* **WHAT NEEDS TO BE DONE**
Images are not part of the copy; write out the rest of the data exactly as given.

* **MATERIALS PROVIDED**
--------
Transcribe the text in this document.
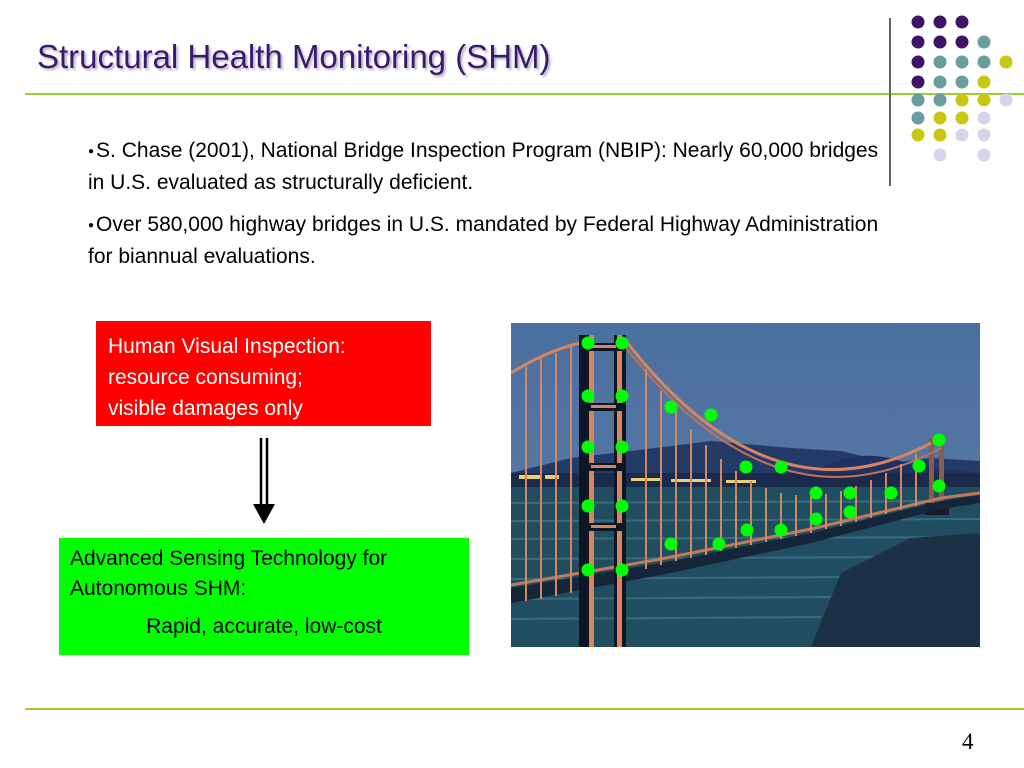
Structural Health Monitoring (SHM)

●S. Chase (2001), National Bridge Inspection Program (NBIP): Nearly 60,000 bridges in U.S. evaluated as structurally deficient.

●Over 580,000 highway bridges in U.S. mandated by Federal Highway Administration for biannual evaluations.

Human Visual Inspection:
resource consuming;
visible damages only
Advanced Sensing Technology for
Autonomous SHM:
Rapid, accurate, low-cost
4
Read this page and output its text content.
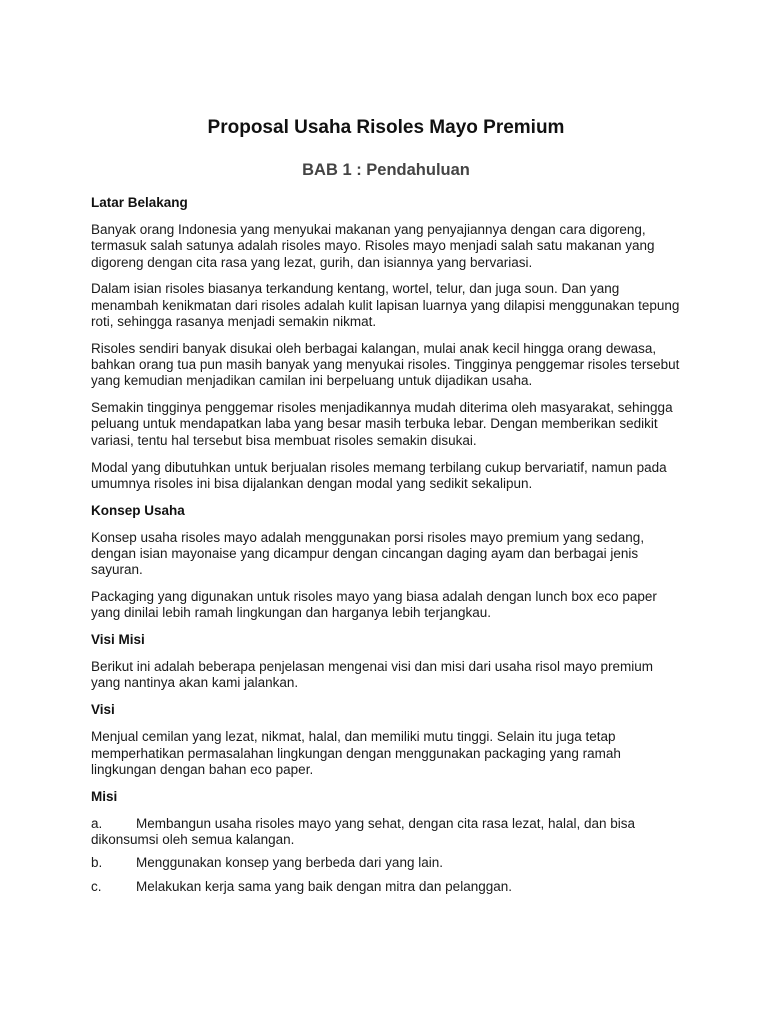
Proposal Usaha Risoles Mayo Premium
BAB 1 : Pendahuluan

Latar Belakang

Banyak orang Indonesia yang menyukai makanan yang penyajiannya dengan cara digoreng, termasuk salah satunya adalah risoles mayo. Risoles mayo menjadi salah satu makanan yang digoreng dengan cita rasa yang lezat, gurih, dan isiannya yang bervariasi.

Dalam isian risoles biasanya terkandung kentang, wortel, telur, dan juga soun. Dan yang menambah kenikmatan dari risoles adalah kulit lapisan luarnya yang dilapisi menggunakan tepung roti, sehingga rasanya menjadi semakin nikmat.

Risoles sendiri banyak disukai oleh berbagai kalangan, mulai anak kecil hingga orang dewasa, bahkan orang tua pun masih banyak yang menyukai risoles. Tingginya penggemar risoles tersebut yang kemudian menjadikan camilan ini berpeluang untuk dijadikan usaha.

Semakin tingginya penggemar risoles menjadikannya mudah diterima oleh masyarakat, sehingga peluang untuk mendapatkan laba yang besar masih terbuka lebar. Dengan memberikan sedikit variasi, tentu hal tersebut bisa membuat risoles semakin disukai.

Modal yang dibutuhkan untuk berjualan risoles memang terbilang cukup bervariatif, namun pada umumnya risoles ini bisa dijalankan dengan modal yang sedikit sekalipun.

Konsep Usaha

Konsep usaha risoles mayo adalah menggunakan porsi risoles mayo premium yang sedang, dengan isian mayonaise yang dicampur dengan cincangan daging ayam dan berbagai jenis sayuran.

Packaging yang digunakan untuk risoles mayo yang biasa adalah dengan lunch box eco paper yang dinilai lebih ramah lingkungan dan harganya lebih terjangkau.

Visi Misi

Berikut ini adalah beberapa penjelasan mengenai visi dan misi dari usaha risol mayo premium yang nantinya akan kami jalankan.

Visi

Menjual cemilan yang lezat, nikmat, halal, dan memiliki mutu tinggi. Selain itu juga tetap memperhatikan permasalahan lingkungan dengan menggunakan packaging yang ramah lingkungan dengan bahan eco paper.

Misi

a. Membangun usaha risoles mayo yang sehat, dengan cita rasa lezat, halal, dan bisa dikonsumsi oleh semua kalangan.

b. Menggunakan konsep yang berbeda dari yang lain.

c.	Melakukan kerja sama yang baik dengan mitra dan pelanggan.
--------
* **EXERCISE SOLUTION**
Transcribe the text in this document.
Structural Health Monitoring (SHM)

●S. Chase (2001), National Bridge Inspection Program (NBIP): Nearly 60,000 bridges in U.S. evaluated as structurally deficient.

●Over 580,000 highway bridges in U.S. mandated by Federal Highway Administration for biannual evaluations.

Human Visual Inspection:
resource consuming;
visible damages only
Advanced Sensing Technology for
Autonomous SHM:
Rapid, accurate, low-cost
4
Read this page and output its text content.
Proposal Usaha Risoles Mayo Premium
BAB 1 : Pendahuluan

Latar Belakang

Banyak orang Indonesia yang menyukai makanan yang penyajiannya dengan cara digoreng, termasuk salah satunya adalah risoles mayo. Risoles mayo menjadi salah satu makanan yang digoreng dengan cita rasa yang lezat, gurih, dan isiannya yang bervariasi.

Dalam isian risoles biasanya terkandung kentang, wortel, telur, dan juga soun. Dan yang menambah kenikmatan dari risoles adalah kulit lapisan luarnya yang dilapisi menggunakan tepung roti, sehingga rasanya menjadi semakin nikmat.

Risoles sendiri banyak disukai oleh berbagai kalangan, mulai anak kecil hingga orang dewasa, bahkan orang tua pun masih banyak yang menyukai risoles. Tingginya penggemar risoles tersebut yang kemudian menjadikan camilan ini berpeluang untuk dijadikan usaha.

Semakin tingginya penggemar risoles menjadikannya mudah diterima oleh masyarakat, sehingga peluang untuk mendapatkan laba yang besar masih terbuka lebar. Dengan memberikan sedikit variasi, tentu hal tersebut bisa membuat risoles semakin disukai.

Modal yang dibutuhkan untuk berjualan risoles memang terbilang cukup bervariatif, namun pada umumnya risoles ini bisa dijalankan dengan modal yang sedikit sekalipun.

Konsep Usaha

Konsep usaha risoles mayo adalah menggunakan porsi risoles mayo premium yang sedang, dengan isian mayonaise yang dicampur dengan cincangan daging ayam dan berbagai jenis sayuran.

Packaging yang digunakan untuk risoles mayo yang biasa adalah dengan lunch box eco paper yang dinilai lebih ramah lingkungan dan harganya lebih terjangkau.

Visi Misi

Berikut ini adalah beberapa penjelasan mengenai visi dan misi dari usaha risol mayo premium yang nantinya akan kami jalankan.

Visi

Menjual cemilan yang lezat, nikmat, halal, dan memiliki mutu tinggi. Selain itu juga tetap memperhatikan permasalahan lingkungan dengan menggunakan packaging yang ramah lingkungan dengan bahan eco paper.

Misi

a. Membangun usaha risoles mayo yang sehat, dengan cita rasa lezat, halal, dan bisa dikonsumsi oleh semua kalangan.

b. Menggunakan konsep yang berbeda dari yang lain.

c.	Melakukan kerja sama yang baik dengan mitra dan pelanggan.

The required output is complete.